◆ **BRIEF**
Repeat the material below exactly, line for line.

+ + +

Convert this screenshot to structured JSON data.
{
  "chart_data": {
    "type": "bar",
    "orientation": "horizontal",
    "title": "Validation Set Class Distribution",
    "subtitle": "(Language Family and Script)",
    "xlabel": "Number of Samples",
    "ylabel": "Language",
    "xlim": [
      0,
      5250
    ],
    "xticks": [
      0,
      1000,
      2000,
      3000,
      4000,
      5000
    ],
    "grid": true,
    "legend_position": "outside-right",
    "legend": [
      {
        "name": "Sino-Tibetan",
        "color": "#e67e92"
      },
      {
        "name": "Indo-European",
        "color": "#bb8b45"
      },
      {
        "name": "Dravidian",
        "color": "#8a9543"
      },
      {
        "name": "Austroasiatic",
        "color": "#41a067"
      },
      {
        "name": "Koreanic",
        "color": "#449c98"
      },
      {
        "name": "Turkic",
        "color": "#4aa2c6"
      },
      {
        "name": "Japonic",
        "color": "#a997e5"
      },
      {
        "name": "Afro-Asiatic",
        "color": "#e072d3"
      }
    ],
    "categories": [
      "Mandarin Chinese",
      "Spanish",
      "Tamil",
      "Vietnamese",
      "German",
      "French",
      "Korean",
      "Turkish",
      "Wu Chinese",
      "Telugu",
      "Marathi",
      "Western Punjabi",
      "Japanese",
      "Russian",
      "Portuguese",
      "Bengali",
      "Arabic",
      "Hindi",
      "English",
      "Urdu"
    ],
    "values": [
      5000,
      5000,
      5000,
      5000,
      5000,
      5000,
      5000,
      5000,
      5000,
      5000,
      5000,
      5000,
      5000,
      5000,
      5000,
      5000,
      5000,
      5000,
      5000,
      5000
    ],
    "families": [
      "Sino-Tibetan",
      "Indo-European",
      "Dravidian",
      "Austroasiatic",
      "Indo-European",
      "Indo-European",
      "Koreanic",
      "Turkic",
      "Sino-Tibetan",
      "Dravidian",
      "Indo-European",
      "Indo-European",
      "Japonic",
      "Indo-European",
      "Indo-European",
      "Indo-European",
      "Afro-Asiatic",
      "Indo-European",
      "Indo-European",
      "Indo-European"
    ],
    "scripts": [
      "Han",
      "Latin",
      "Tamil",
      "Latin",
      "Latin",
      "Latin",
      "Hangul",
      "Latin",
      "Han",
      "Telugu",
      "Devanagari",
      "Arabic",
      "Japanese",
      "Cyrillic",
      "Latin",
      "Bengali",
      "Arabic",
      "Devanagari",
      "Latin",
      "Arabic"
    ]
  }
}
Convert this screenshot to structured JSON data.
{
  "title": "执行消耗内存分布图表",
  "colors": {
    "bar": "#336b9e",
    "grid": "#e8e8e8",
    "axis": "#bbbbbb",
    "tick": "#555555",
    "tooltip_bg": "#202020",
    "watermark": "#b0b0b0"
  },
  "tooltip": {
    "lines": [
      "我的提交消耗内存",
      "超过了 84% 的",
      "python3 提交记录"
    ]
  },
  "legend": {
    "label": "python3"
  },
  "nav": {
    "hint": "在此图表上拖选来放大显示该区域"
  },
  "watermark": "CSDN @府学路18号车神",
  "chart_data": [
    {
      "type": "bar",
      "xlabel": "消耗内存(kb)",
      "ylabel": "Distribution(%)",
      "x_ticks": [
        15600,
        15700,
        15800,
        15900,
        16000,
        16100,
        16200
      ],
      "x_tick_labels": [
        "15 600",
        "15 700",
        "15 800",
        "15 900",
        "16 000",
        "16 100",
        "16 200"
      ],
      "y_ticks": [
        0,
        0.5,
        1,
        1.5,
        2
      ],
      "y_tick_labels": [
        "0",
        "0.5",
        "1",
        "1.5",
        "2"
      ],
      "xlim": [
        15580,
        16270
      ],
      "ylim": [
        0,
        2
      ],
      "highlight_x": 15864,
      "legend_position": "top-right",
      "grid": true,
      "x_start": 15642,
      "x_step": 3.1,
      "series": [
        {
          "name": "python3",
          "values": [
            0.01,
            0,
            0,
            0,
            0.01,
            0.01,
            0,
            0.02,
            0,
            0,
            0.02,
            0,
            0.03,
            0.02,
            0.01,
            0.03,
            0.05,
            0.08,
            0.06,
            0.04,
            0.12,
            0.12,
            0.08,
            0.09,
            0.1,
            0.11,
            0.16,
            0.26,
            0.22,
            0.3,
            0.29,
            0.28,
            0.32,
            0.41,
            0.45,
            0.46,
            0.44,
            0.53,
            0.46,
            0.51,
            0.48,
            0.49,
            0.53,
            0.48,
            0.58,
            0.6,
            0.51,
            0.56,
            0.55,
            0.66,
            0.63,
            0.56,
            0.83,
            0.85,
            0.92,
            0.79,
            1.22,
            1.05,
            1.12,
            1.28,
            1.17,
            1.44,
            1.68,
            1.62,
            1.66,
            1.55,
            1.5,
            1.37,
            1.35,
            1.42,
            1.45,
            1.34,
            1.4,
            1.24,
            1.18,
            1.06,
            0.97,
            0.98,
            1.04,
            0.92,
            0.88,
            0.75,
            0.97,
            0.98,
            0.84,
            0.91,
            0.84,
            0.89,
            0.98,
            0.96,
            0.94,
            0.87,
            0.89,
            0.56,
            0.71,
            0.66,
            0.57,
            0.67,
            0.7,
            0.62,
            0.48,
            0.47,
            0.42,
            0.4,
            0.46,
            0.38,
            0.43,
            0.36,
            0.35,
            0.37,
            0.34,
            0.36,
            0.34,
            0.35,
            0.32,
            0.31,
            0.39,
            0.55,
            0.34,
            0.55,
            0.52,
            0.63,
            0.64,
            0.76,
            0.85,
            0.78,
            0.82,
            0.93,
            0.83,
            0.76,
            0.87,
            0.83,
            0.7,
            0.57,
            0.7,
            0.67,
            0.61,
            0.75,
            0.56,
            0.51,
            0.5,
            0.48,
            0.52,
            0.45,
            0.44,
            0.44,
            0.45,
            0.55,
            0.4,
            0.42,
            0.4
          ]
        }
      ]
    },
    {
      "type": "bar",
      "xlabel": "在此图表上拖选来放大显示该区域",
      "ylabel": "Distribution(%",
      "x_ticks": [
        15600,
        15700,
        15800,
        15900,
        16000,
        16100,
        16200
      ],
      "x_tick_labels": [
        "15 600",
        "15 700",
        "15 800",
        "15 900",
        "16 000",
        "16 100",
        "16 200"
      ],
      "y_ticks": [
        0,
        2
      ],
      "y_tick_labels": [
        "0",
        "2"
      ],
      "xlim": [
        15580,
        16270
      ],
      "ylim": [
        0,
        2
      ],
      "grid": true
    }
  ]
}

+ + +

◆ **RESPONSE TO THE EXERCISE**
Convert this screenshot to structured JSON data.
{
  "chart_data": {
    "type": "bar",
    "orientation": "horizontal",
    "title": "Validation Set Class Distribution",
    "subtitle": "(Language Family and Script)",
    "xlabel": "Number of Samples",
    "ylabel": "Language",
    "xlim": [
      0,
      5250
    ],
    "xticks": [
      0,
      1000,
      2000,
      3000,
      4000,
      5000
    ],
    "grid": true,
    "legend_position": "outside-right",
    "legend": [
      {
        "name": "Sino-Tibetan",
        "color": "#e67e92"
      },
      {
        "name": "Indo-European",
        "color": "#bb8b45"
      },
      {
        "name": "Dravidian",
        "color": "#8a9543"
      },
      {
        "name": "Austroasiatic",
        "color": "#41a067"
      },
      {
        "name": "Koreanic",
        "color": "#449c98"
      },
      {
        "name": "Turkic",
        "color": "#4aa2c6"
      },
      {
        "name": "Japonic",
        "color": "#a997e5"
      },
      {
        "name": "Afro-Asiatic",
        "color": "#e072d3"
      }
    ],
    "categories": [
      "Mandarin Chinese",
      "Spanish",
      "Tamil",
      "Vietnamese",
      "German",
      "French",
      "Korean",
      "Turkish",
      "Wu Chinese",
      "Telugu",
      "Marathi",
      "Western Punjabi",
      "Japanese",
      "Russian",
      "Portuguese",
      "Bengali",
      "Arabic",
      "Hindi",
      "English",
      "Urdu"
    ],
    "values": [
      5000,
      5000,
      5000,
      5000,
      5000,
      5000,
      5000,
      5000,
      5000,
      5000,
      5000,
      5000,
      5000,
      5000,
      5000,
      5000,
      5000,
      5000,
      5000,
      5000
    ],
    "families": [
      "Sino-Tibetan",
      "Indo-European",
      "Dravidian",
      "Austroasiatic",
      "Indo-European",
      "Indo-European",
      "Koreanic",
      "Turkic",
      "Sino-Tibetan",
      "Dravidian",
      "Indo-European",
      "Indo-European",
      "Japonic",
      "Indo-European",
      "Indo-European",
      "Indo-European",
      "Afro-Asiatic",
      "Indo-European",
      "Indo-European",
      "Indo-European"
    ],
    "scripts": [
      "Han",
      "Latin",
      "Tamil",
      "Latin",
      "Latin",
      "Latin",
      "Hangul",
      "Latin",
      "Han",
      "Telugu",
      "Devanagari",
      "Arabic",
      "Japanese",
      "Cyrillic",
      "Latin",
      "Bengali",
      "Arabic",
      "Devanagari",
      "Latin",
      "Arabic"
    ]
  }
}
Convert this screenshot to structured JSON data.
{
  "title": "执行消耗内存分布图表",
  "colors": {
    "bar": "#336b9e",
    "grid": "#e8e8e8",
    "axis": "#bbbbbb",
    "tick": "#555555",
    "tooltip_bg": "#202020",
    "watermark": "#b0b0b0"
  },
  "tooltip": {
    "lines": [
      "我的提交消耗内存",
      "超过了 84% 的",
      "python3 提交记录"
    ]
  },
  "legend": {
    "label": "python3"
  },
  "nav": {
    "hint": "在此图表上拖选来放大显示该区域"
  },
  "watermark": "CSDN @府学路18号车神",
  "chart_data": [
    {
      "type": "bar",
      "xlabel": "消耗内存(kb)",
      "ylabel": "Distribution(%)",
      "x_ticks": [
        15600,
        15700,
        15800,
        15900,
        16000,
        16100,
        16200
      ],
      "x_tick_labels": [
        "15 600",
        "15 700",
        "15 800",
        "15 900",
        "16 000",
        "16 100",
        "16 200"
      ],
      "y_ticks": [
        0,
        0.5,
        1,
        1.5,
        2
      ],
      "y_tick_labels": [
        "0",
        "0.5",
        "1",
        "1.5",
        "2"
      ],
      "xlim": [
        15580,
        16270
      ],
      "ylim": [
        0,
        2
      ],
      "highlight_x": 15864,
      "legend_position": "top-right",
      "grid": true,
      "x_start": 15642,
      "x_step": 3.1,
      "series": [
        {
          "name": "python3",
          "values": [
            0.01,
            0,
            0,
            0,
            0.01,
            0.01,
            0,
            0.02,
            0,
            0,
            0.02,
            0,
            0.03,
            0.02,
            0.01,
            0.03,
            0.05,
            0.08,
            0.06,
            0.04,
            0.12,
            0.12,
            0.08,
            0.09,
            0.1,
            0.11,
            0.16,
            0.26,
            0.22,
            0.3,
            0.29,
            0.28,
            0.32,
            0.41,
            0.45,
            0.46,
            0.44,
            0.53,
            0.46,
            0.51,
            0.48,
            0.49,
            0.53,
            0.48,
            0.58,
            0.6,
            0.51,
            0.56,
            0.55,
            0.66,
            0.63,
            0.56,
            0.83,
            0.85,
            0.92,
            0.79,
            1.22,
            1.05,
            1.12,
            1.28,
            1.17,
            1.44,
            1.68,
            1.62,
            1.66,
            1.55,
            1.5,
            1.37,
            1.35,
            1.42,
            1.45,
            1.34,
            1.4,
            1.24,
            1.18,
            1.06,
            0.97,
            0.98,
            1.04,
            0.92,
            0.88,
            0.75,
            0.97,
            0.98,
            0.84,
            0.91,
            0.84,
            0.89,
            0.98,
            0.96,
            0.94,
            0.87,
            0.89,
            0.56,
            0.71,
            0.66,
            0.57,
            0.67,
            0.7,
            0.62,
            0.48,
            0.47,
            0.42,
            0.4,
            0.46,
            0.38,
            0.43,
            0.36,
            0.35,
            0.37,
            0.34,
            0.36,
            0.34,
            0.35,
            0.32,
            0.31,
            0.39,
            0.55,
            0.34,
            0.55,
            0.52,
            0.63,
            0.64,
            0.76,
            0.85,
            0.78,
            0.82,
            0.93,
            0.83,
            0.76,
            0.87,
            0.83,
            0.7,
            0.57,
            0.7,
            0.67,
            0.61,
            0.75,
            0.56,
            0.51,
            0.5,
            0.48,
            0.52,
            0.45,
            0.44,
            0.44,
            0.45,
            0.55,
            0.4,
            0.42,
            0.4
          ]
        }
      ]
    },
    {
      "type": "bar",
      "xlabel": "在此图表上拖选来放大显示该区域",
      "ylabel": "Distribution(%",
      "x_ticks": [
        15600,
        15700,
        15800,
        15900,
        16000,
        16100,
        16200
      ],
      "x_tick_labels": [
        "15 600",
        "15 700",
        "15 800",
        "15 900",
        "16 000",
        "16 100",
        "16 200"
      ],
      "y_ticks": [
        0,
        2
      ],
      "y_tick_labels": [
        "0",
        "2"
      ],
      "xlim": [
        15580,
        16270
      ],
      "ylim": [
        0,
        2
      ],
      "grid": true
    }
  ]
}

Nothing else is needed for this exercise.